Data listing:
<<<<

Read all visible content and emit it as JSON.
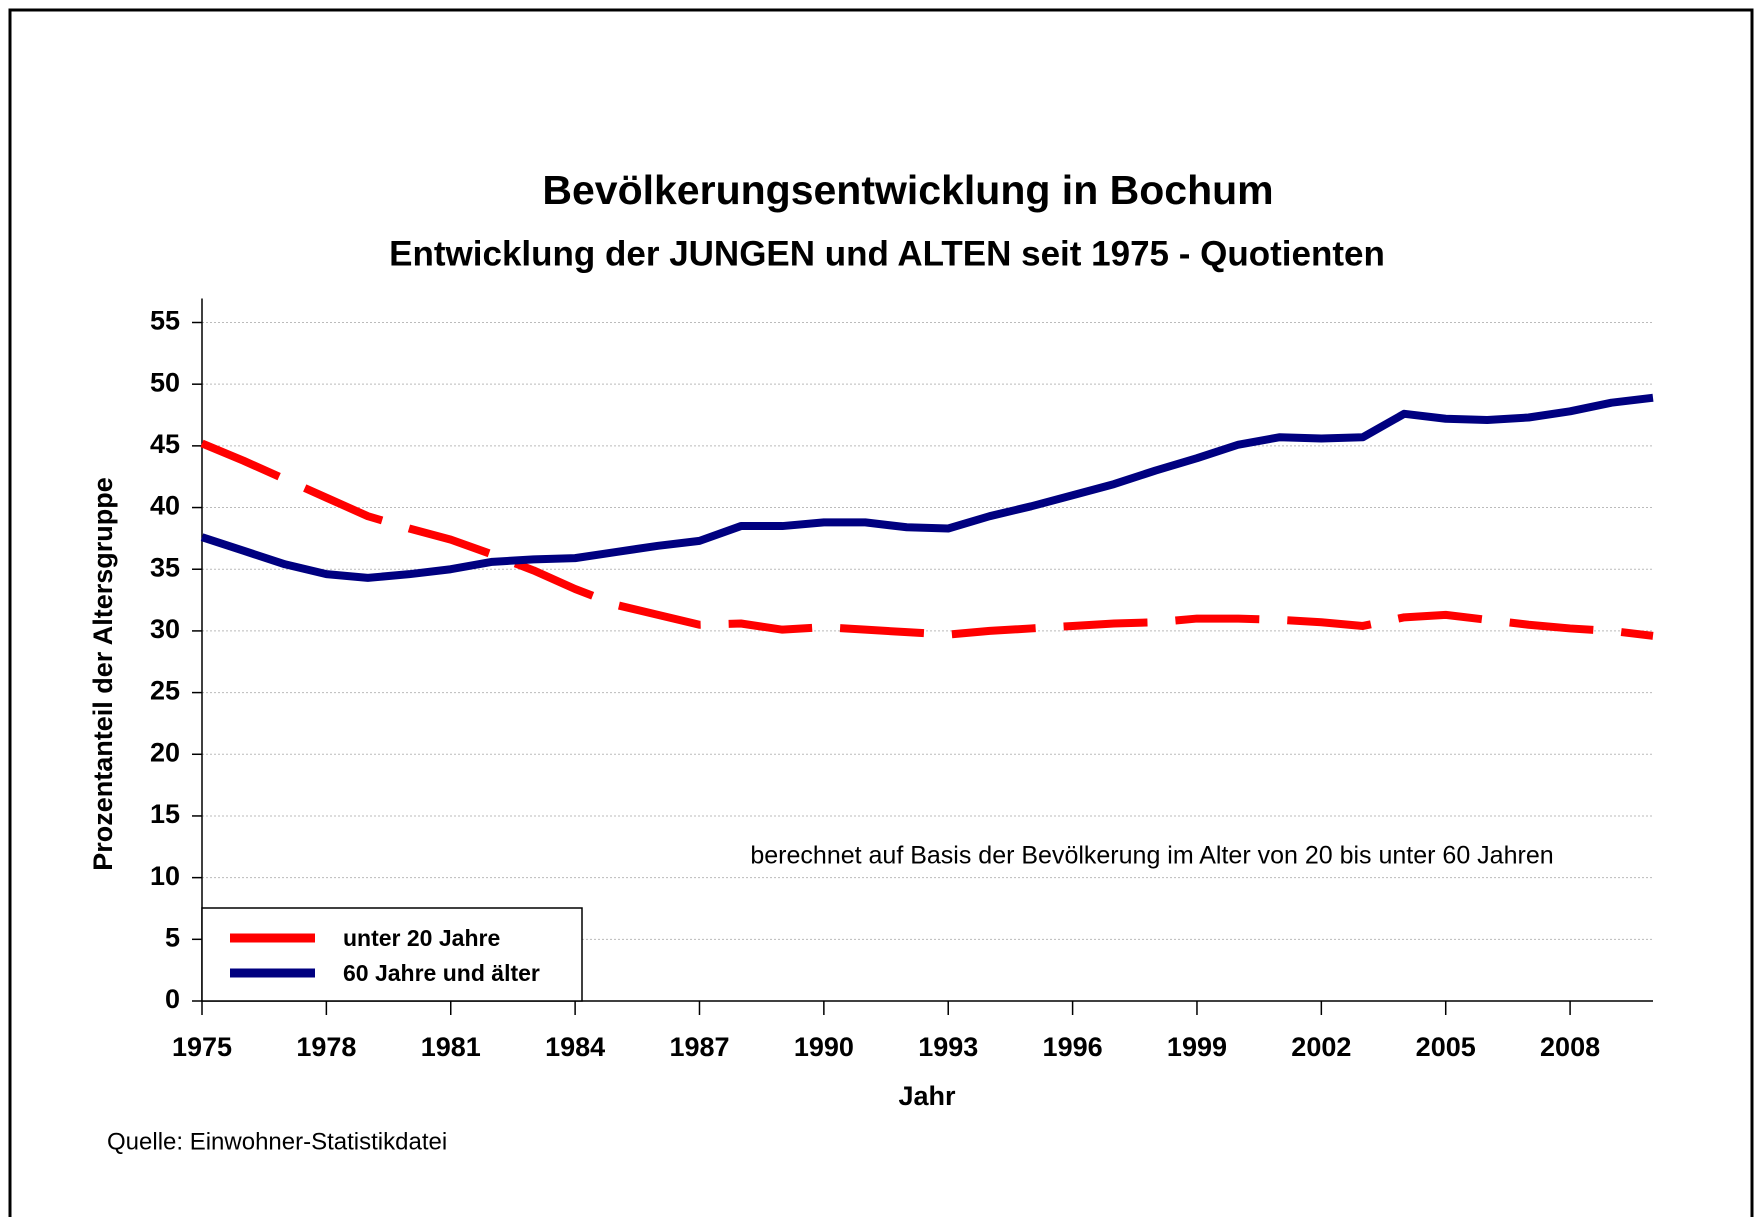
{
  "chart_data": {
    "type": "line",
    "title": "Bevölkerungsentwicklung in Bochum",
    "subtitle": "Entwicklung der JUNGEN und ALTEN seit 1975 - Quotienten",
    "x_label": "Jahr",
    "y_label": "Prozentanteil der Altersgruppe",
    "annotation": "berechnet auf Basis der Bevölkerung im Alter von 20 bis unter 60 Jahren",
    "source": "Quelle: Einwohner-Statistikdatei",
    "x": [
      1975,
      1976,
      1977,
      1978,
      1979,
      1980,
      1981,
      1982,
      1983,
      1984,
      1985,
      1986,
      1987,
      1988,
      1989,
      1990,
      1991,
      1992,
      1993,
      1994,
      1995,
      1996,
      1997,
      1998,
      1999,
      2000,
      2001,
      2002,
      2003,
      2004,
      2005,
      2006,
      2007,
      2008,
      2009,
      2010
    ],
    "series": [
      {
        "name": "unter 20 Jahre",
        "color": "#ff0000",
        "dashed": true,
        "values": [
          45.2,
          43.8,
          42.3,
          40.8,
          39.3,
          38.3,
          37.4,
          36.2,
          34.9,
          33.4,
          32.1,
          31.3,
          30.5,
          30.6,
          30.1,
          30.3,
          30.1,
          29.9,
          29.7,
          30.0,
          30.2,
          30.4,
          30.6,
          30.7,
          31.0,
          31.0,
          30.9,
          30.7,
          30.4,
          31.1,
          31.3,
          30.9,
          30.5,
          30.2,
          30.0,
          29.6
        ]
      },
      {
        "name": "60 Jahre und älter",
        "color": "#000080",
        "dashed": false,
        "values": [
          37.6,
          36.5,
          35.4,
          34.6,
          34.3,
          34.6,
          35.0,
          35.6,
          35.8,
          35.9,
          36.4,
          36.9,
          37.3,
          38.5,
          38.5,
          38.8,
          38.8,
          38.4,
          38.3,
          39.3,
          40.1,
          41.0,
          41.9,
          43.0,
          44.0,
          45.1,
          45.7,
          45.6,
          45.7,
          47.6,
          47.2,
          47.1,
          47.3,
          47.8,
          48.5,
          48.9
        ]
      }
    ],
    "xlim": [
      1975,
      2010
    ],
    "xticks": [
      1975,
      1978,
      1981,
      1984,
      1987,
      1990,
      1993,
      1996,
      1999,
      2002,
      2005,
      2008
    ],
    "ylim": [
      0,
      55
    ],
    "yticks": [
      0,
      5,
      10,
      15,
      20,
      25,
      30,
      35,
      40,
      45,
      50,
      55
    ],
    "grid": true,
    "legend": "lower left"
  }
}
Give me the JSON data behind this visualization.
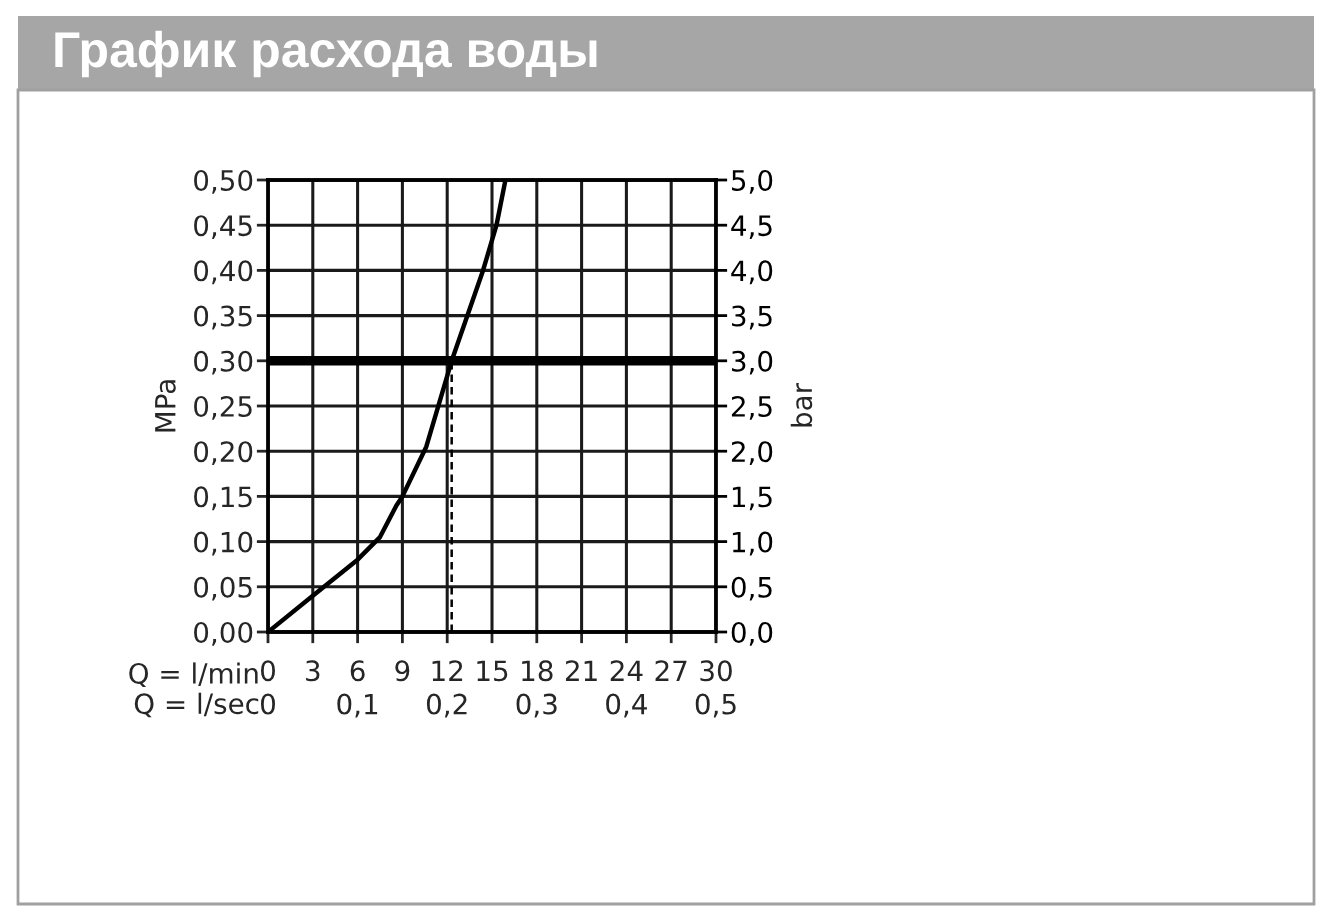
{
  "chart_data": {
    "type": "line",
    "title": "График расхода воды",
    "xlabel": "Q = l/min",
    "x2label": "Q = l/sec",
    "ylabel": "MPa",
    "y2label": "bar",
    "series": [
      {
        "color": "#000000",
        "x": [
          0,
          3,
          6,
          7.5,
          8.6,
          9,
          10.6,
          12.3,
          14.4,
          15.3,
          15.9
        ],
        "values": [
          0,
          0.04,
          0.08,
          0.105,
          0.14,
          0.15,
          0.205,
          0.3,
          0.4,
          0.45,
          0.5
        ]
      },
      {
        "color": "#000000",
        "line_style": "dashed",
        "x": [
          12.3,
          12.3
        ],
        "values": [
          0,
          0.3
        ]
      }
    ],
    "xlim": [
      0,
      30
    ],
    "xticks": [
      0,
      3,
      6,
      9,
      12,
      15,
      18,
      21,
      24,
      27,
      30
    ],
    "x2lim": [
      0,
      0.5
    ],
    "x2ticks": [
      0,
      {
        "value": 0.1,
        "label": "0,1"
      },
      {
        "value": 0.2,
        "label": "0,2"
      },
      {
        "value": 0.3,
        "label": "0,3"
      },
      {
        "value": 0.4,
        "label": "0,4"
      },
      {
        "value": 0.5,
        "label": "0,5"
      }
    ],
    "ylim": [
      0,
      0.5
    ],
    "yticks": [
      {
        "value": 0,
        "label": "0,00"
      },
      {
        "value": 0.05,
        "label": "0,05"
      },
      {
        "value": 0.1,
        "label": "0,10"
      },
      {
        "value": 0.15,
        "label": "0,15"
      },
      {
        "value": 0.2,
        "label": "0,20"
      },
      {
        "value": 0.25,
        "label": "0,25"
      },
      {
        "value": 0.3,
        "label": "0,30"
      },
      {
        "value": 0.35,
        "label": "0,35"
      },
      {
        "value": 0.4,
        "label": "0,40"
      },
      {
        "value": 0.45,
        "label": "0,45"
      },
      {
        "value": 0.5,
        "label": "0,50"
      }
    ],
    "y2lim": [
      0,
      5
    ],
    "y2ticks": [
      {
        "value": 0,
        "label": "0,0"
      },
      {
        "value": 0.5,
        "label": "0,5"
      },
      {
        "value": 1,
        "label": "1,0"
      },
      {
        "value": 1.5,
        "label": "1,5"
      },
      {
        "value": 2,
        "label": "2,0"
      },
      {
        "value": 2.5,
        "label": "2,5"
      },
      {
        "value": 3,
        "label": "3,0"
      },
      {
        "value": 3.5,
        "label": "3,5"
      },
      {
        "value": 4,
        "label": "4,0"
      },
      {
        "value": 4.5,
        "label": "4,5"
      },
      {
        "value": 5,
        "label": "5,0"
      }
    ],
    "ref_lines": [
      {
        "axis": "y",
        "value": 0.3,
        "color": "#000000"
      }
    ],
    "grid": true
  }
}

>>>>

WHAT IS BEING ASKED
Output the lines above in full and exactly as given, omitting any pictures.

CORRECT RESULT
Read all visible content and emit it as JSON.
{
  "chart_data": {
    "type": "line",
    "title": "Bevölkerungsentwicklung in Bochum",
    "subtitle": "Entwicklung der JUNGEN und ALTEN seit 1975 - Quotienten",
    "x_label": "Jahr",
    "y_label": "Prozentanteil der Altersgruppe",
    "annotation": "berechnet auf Basis der Bevölkerung im Alter von 20 bis unter 60 Jahren",
    "source": "Quelle: Einwohner-Statistikdatei",
    "x": [
      1975,
      1976,
      1977,
      1978,
      1979,
      1980,
      1981,
      1982,
      1983,
      1984,
      1985,
      1986,
      1987,
      1988,
      1989,
      1990,
      1991,
      1992,
      1993,
      1994,
      1995,
      1996,
      1997,
      1998,
      1999,
      2000,
      2001,
      2002,
      2003,
      2004,
      2005,
      2006,
      2007,
      2008,
      2009,
      2010
    ],
    "series": [
      {
        "name": "unter 20 Jahre",
        "color": "#ff0000",
        "dashed": true,
        "values": [
          45.2,
          43.8,
          42.3,
          40.8,
          39.3,
          38.3,
          37.4,
          36.2,
          34.9,
          33.4,
          32.1,
          31.3,
          30.5,
          30.6,
          30.1,
          30.3,
          30.1,
          29.9,
          29.7,
          30.0,
          30.2,
          30.4,
          30.6,
          30.7,
          31.0,
          31.0,
          30.9,
          30.7,
          30.4,
          31.1,
          31.3,
          30.9,
          30.5,
          30.2,
          30.0,
          29.6
        ]
      },
      {
        "name": "60 Jahre und älter",
        "color": "#000080",
        "dashed": false,
        "values": [
          37.6,
          36.5,
          35.4,
          34.6,
          34.3,
          34.6,
          35.0,
          35.6,
          35.8,
          35.9,
          36.4,
          36.9,
          37.3,
          38.5,
          38.5,
          38.8,
          38.8,
          38.4,
          38.3,
          39.3,
          40.1,
          41.0,
          41.9,
          43.0,
          44.0,
          45.1,
          45.7,
          45.6,
          45.7,
          47.6,
          47.2,
          47.1,
          47.3,
          47.8,
          48.5,
          48.9
        ]
      }
    ],
    "xlim": [
      1975,
      2010
    ],
    "xticks": [
      1975,
      1978,
      1981,
      1984,
      1987,
      1990,
      1993,
      1996,
      1999,
      2002,
      2005,
      2008
    ],
    "ylim": [
      0,
      55
    ],
    "yticks": [
      0,
      5,
      10,
      15,
      20,
      25,
      30,
      35,
      40,
      45,
      50,
      55
    ],
    "grid": true,
    "legend": "lower left"
  }
}
Give me the JSON data behind this visualization.
{
  "chart_data": {
    "type": "line",
    "title": "График расхода воды",
    "xlabel": "Q = l/min",
    "x2label": "Q = l/sec",
    "ylabel": "MPa",
    "y2label": "bar",
    "series": [
      {
        "color": "#000000",
        "x": [
          0,
          3,
          6,
          7.5,
          8.6,
          9,
          10.6,
          12.3,
          14.4,
          15.3,
          15.9
        ],
        "values": [
          0,
          0.04,
          0.08,
          0.105,
          0.14,
          0.15,
          0.205,
          0.3,
          0.4,
          0.45,
          0.5
        ]
      },
      {
        "color": "#000000",
        "line_style": "dashed",
        "x": [
          12.3,
          12.3
        ],
        "values": [
          0,
          0.3
        ]
      }
    ],
    "xlim": [
      0,
      30
    ],
    "xticks": [
      0,
      3,
      6,
      9,
      12,
      15,
      18,
      21,
      24,
      27,
      30
    ],
    "x2lim": [
      0,
      0.5
    ],
    "x2ticks": [
      0,
      {
        "value": 0.1,
        "label": "0,1"
      },
      {
        "value": 0.2,
        "label": "0,2"
      },
      {
        "value": 0.3,
        "label": "0,3"
      },
      {
        "value": 0.4,
        "label": "0,4"
      },
      {
        "value": 0.5,
        "label": "0,5"
      }
    ],
    "ylim": [
      0,
      0.5
    ],
    "yticks": [
      {
        "value": 0,
        "label": "0,00"
      },
      {
        "value": 0.05,
        "label": "0,05"
      },
      {
        "value": 0.1,
        "label": "0,10"
      },
      {
        "value": 0.15,
        "label": "0,15"
      },
      {
        "value": 0.2,
        "label": "0,20"
      },
      {
        "value": 0.25,
        "label": "0,25"
      },
      {
        "value": 0.3,
        "label": "0,30"
      },
      {
        "value": 0.35,
        "label": "0,35"
      },
      {
        "value": 0.4,
        "label": "0,40"
      },
      {
        "value": 0.45,
        "label": "0,45"
      },
      {
        "value": 0.5,
        "label": "0,50"
      }
    ],
    "y2lim": [
      0,
      5
    ],
    "y2ticks": [
      {
        "value": 0,
        "label": "0,0"
      },
      {
        "value": 0.5,
        "label": "0,5"
      },
      {
        "value": 1,
        "label": "1,0"
      },
      {
        "value": 1.5,
        "label": "1,5"
      },
      {
        "value": 2,
        "label": "2,0"
      },
      {
        "value": 2.5,
        "label": "2,5"
      },
      {
        "value": 3,
        "label": "3,0"
      },
      {
        "value": 3.5,
        "label": "3,5"
      },
      {
        "value": 4,
        "label": "4,0"
      },
      {
        "value": 4.5,
        "label": "4,5"
      },
      {
        "value": 5,
        "label": "5,0"
      }
    ],
    "ref_lines": [
      {
        "axis": "y",
        "value": 0.3,
        "color": "#000000"
      }
    ],
    "grid": true
  }
}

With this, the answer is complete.